Reproduce every line of the entries below verbatim, keeping them in their original order.

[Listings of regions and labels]
## Begin

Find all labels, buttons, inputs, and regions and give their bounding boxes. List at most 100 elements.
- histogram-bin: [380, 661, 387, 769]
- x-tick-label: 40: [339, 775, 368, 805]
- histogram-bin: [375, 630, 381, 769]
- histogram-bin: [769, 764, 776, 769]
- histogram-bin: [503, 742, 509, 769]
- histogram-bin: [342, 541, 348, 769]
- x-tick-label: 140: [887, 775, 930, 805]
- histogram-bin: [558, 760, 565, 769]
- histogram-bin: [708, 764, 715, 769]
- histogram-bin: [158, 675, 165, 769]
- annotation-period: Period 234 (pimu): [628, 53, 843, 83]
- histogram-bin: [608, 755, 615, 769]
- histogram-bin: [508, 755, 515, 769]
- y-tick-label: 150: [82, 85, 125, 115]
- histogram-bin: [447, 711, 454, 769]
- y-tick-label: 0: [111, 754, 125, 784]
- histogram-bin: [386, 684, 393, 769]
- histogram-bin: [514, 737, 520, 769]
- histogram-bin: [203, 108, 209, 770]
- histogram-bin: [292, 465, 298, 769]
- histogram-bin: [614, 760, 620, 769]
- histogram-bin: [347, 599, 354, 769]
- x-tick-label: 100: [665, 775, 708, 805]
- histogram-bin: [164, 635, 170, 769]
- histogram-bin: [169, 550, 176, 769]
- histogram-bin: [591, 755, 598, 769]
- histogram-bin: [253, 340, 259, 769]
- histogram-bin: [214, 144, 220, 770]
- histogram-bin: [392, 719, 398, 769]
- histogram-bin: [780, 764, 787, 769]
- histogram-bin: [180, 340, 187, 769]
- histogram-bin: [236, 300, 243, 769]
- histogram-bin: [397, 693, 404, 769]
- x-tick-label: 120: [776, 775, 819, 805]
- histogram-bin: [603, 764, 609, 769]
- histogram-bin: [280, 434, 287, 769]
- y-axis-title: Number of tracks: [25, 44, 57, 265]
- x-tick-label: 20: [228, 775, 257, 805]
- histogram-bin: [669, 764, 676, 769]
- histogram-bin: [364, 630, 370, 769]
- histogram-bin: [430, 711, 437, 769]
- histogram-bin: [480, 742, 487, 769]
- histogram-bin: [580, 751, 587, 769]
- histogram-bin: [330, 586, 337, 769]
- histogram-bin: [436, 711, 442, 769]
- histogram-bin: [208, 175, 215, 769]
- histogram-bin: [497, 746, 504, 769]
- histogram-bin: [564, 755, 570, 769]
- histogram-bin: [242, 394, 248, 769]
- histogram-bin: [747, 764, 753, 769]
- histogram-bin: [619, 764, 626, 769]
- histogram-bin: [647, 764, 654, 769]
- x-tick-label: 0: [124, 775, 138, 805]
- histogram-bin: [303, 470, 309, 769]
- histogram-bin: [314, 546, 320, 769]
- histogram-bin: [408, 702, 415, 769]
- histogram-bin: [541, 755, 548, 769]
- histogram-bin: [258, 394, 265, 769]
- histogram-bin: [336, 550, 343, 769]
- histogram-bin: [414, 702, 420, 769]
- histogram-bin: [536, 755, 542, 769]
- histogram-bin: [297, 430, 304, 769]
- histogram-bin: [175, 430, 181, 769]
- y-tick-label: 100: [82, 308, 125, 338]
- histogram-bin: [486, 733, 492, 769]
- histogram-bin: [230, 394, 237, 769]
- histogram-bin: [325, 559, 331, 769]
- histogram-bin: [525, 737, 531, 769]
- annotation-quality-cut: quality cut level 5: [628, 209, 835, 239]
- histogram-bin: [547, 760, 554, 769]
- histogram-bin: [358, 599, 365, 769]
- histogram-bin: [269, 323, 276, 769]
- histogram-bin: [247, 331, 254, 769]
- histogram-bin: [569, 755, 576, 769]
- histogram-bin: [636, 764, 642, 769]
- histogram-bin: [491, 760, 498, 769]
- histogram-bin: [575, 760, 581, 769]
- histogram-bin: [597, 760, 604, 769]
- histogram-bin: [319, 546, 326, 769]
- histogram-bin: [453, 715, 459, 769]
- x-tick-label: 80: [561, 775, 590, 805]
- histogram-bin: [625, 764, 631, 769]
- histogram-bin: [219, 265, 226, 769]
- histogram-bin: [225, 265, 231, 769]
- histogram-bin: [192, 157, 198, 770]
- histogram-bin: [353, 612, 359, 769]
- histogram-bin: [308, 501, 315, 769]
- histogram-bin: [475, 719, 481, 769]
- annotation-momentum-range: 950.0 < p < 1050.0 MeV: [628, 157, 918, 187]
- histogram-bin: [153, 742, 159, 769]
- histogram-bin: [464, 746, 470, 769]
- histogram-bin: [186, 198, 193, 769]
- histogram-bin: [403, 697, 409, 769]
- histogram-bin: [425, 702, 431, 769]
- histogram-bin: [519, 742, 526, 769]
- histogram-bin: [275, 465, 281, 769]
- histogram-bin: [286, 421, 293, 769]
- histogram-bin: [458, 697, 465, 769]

## End

* _Final result_
Find all labels, buttons, inputs, and regions and give their bounding boxes. List at most 100 elements.
- histogram-bin: [380, 661, 387, 769]
- x-tick-label: 40: [339, 775, 368, 805]
- histogram-bin: [375, 630, 381, 769]
- histogram-bin: [769, 764, 776, 769]
- histogram-bin: [503, 742, 509, 769]
- histogram-bin: [342, 541, 348, 769]
- x-tick-label: 140: [887, 775, 930, 805]
- histogram-bin: [558, 760, 565, 769]
- histogram-bin: [708, 764, 715, 769]
- histogram-bin: [158, 675, 165, 769]
- annotation-period: Period 234 (pimu): [628, 53, 843, 83]
- histogram-bin: [608, 755, 615, 769]
- histogram-bin: [508, 755, 515, 769]
- y-tick-label: 150: [82, 85, 125, 115]
- histogram-bin: [447, 711, 454, 769]
- y-tick-label: 0: [111, 754, 125, 784]
- histogram-bin: [386, 684, 393, 769]
- histogram-bin: [514, 737, 520, 769]
- histogram-bin: [203, 108, 209, 770]
- histogram-bin: [292, 465, 298, 769]
- histogram-bin: [614, 760, 620, 769]
- histogram-bin: [347, 599, 354, 769]
- x-tick-label: 100: [665, 775, 708, 805]
- histogram-bin: [164, 635, 170, 769]
- histogram-bin: [169, 550, 176, 769]
- histogram-bin: [591, 755, 598, 769]
- histogram-bin: [253, 340, 259, 769]
- histogram-bin: [214, 144, 220, 770]
- histogram-bin: [392, 719, 398, 769]
- histogram-bin: [780, 764, 787, 769]
- histogram-bin: [180, 340, 187, 769]
- histogram-bin: [236, 300, 243, 769]
- histogram-bin: [397, 693, 404, 769]
- x-tick-label: 120: [776, 775, 819, 805]
- histogram-bin: [603, 764, 609, 769]
- histogram-bin: [280, 434, 287, 769]
- y-axis-title: Number of tracks: [25, 44, 57, 265]
- x-tick-label: 20: [228, 775, 257, 805]
- histogram-bin: [669, 764, 676, 769]
- histogram-bin: [364, 630, 370, 769]
- histogram-bin: [430, 711, 437, 769]
- histogram-bin: [480, 742, 487, 769]
- histogram-bin: [580, 751, 587, 769]
- histogram-bin: [330, 586, 337, 769]
- histogram-bin: [436, 711, 442, 769]
- histogram-bin: [208, 175, 215, 769]
- histogram-bin: [497, 746, 504, 769]
- histogram-bin: [564, 755, 570, 769]
- histogram-bin: [242, 394, 248, 769]
- histogram-bin: [747, 764, 753, 769]
- histogram-bin: [619, 764, 626, 769]
- histogram-bin: [647, 764, 654, 769]
- x-tick-label: 0: [124, 775, 138, 805]
- histogram-bin: [303, 470, 309, 769]
- histogram-bin: [314, 546, 320, 769]
- histogram-bin: [408, 702, 415, 769]
- histogram-bin: [541, 755, 548, 769]
- histogram-bin: [258, 394, 265, 769]
- histogram-bin: [336, 550, 343, 769]
- histogram-bin: [414, 702, 420, 769]
- histogram-bin: [536, 755, 542, 769]
- histogram-bin: [297, 430, 304, 769]
- histogram-bin: [175, 430, 181, 769]
- y-tick-label: 100: [82, 308, 125, 338]
- histogram-bin: [486, 733, 492, 769]
- histogram-bin: [230, 394, 237, 769]
- histogram-bin: [325, 559, 331, 769]
- histogram-bin: [525, 737, 531, 769]
- annotation-quality-cut: quality cut level 5: [628, 209, 835, 239]
- histogram-bin: [547, 760, 554, 769]
- histogram-bin: [358, 599, 365, 769]
- histogram-bin: [269, 323, 276, 769]
- histogram-bin: [247, 331, 254, 769]
- histogram-bin: [569, 755, 576, 769]
- histogram-bin: [636, 764, 642, 769]
- histogram-bin: [491, 760, 498, 769]
- histogram-bin: [575, 760, 581, 769]
- histogram-bin: [597, 760, 604, 769]
- histogram-bin: [319, 546, 326, 769]
- histogram-bin: [453, 715, 459, 769]
- x-tick-label: 80: [561, 775, 590, 805]
- histogram-bin: [625, 764, 631, 769]
- histogram-bin: [219, 265, 226, 769]
- histogram-bin: [225, 265, 231, 769]
- histogram-bin: [192, 157, 198, 770]
- histogram-bin: [353, 612, 359, 769]
- histogram-bin: [308, 501, 315, 769]
- histogram-bin: [475, 719, 481, 769]
- annotation-momentum-range: 950.0 < p < 1050.0 MeV: [628, 157, 918, 187]
- histogram-bin: [153, 742, 159, 769]
- histogram-bin: [464, 746, 470, 769]
- histogram-bin: [186, 198, 193, 769]
- histogram-bin: [403, 697, 409, 769]
- histogram-bin: [425, 702, 431, 769]
- histogram-bin: [519, 742, 526, 769]
- histogram-bin: [275, 465, 281, 769]
- histogram-bin: [286, 421, 293, 769]
- histogram-bin: [458, 697, 465, 769]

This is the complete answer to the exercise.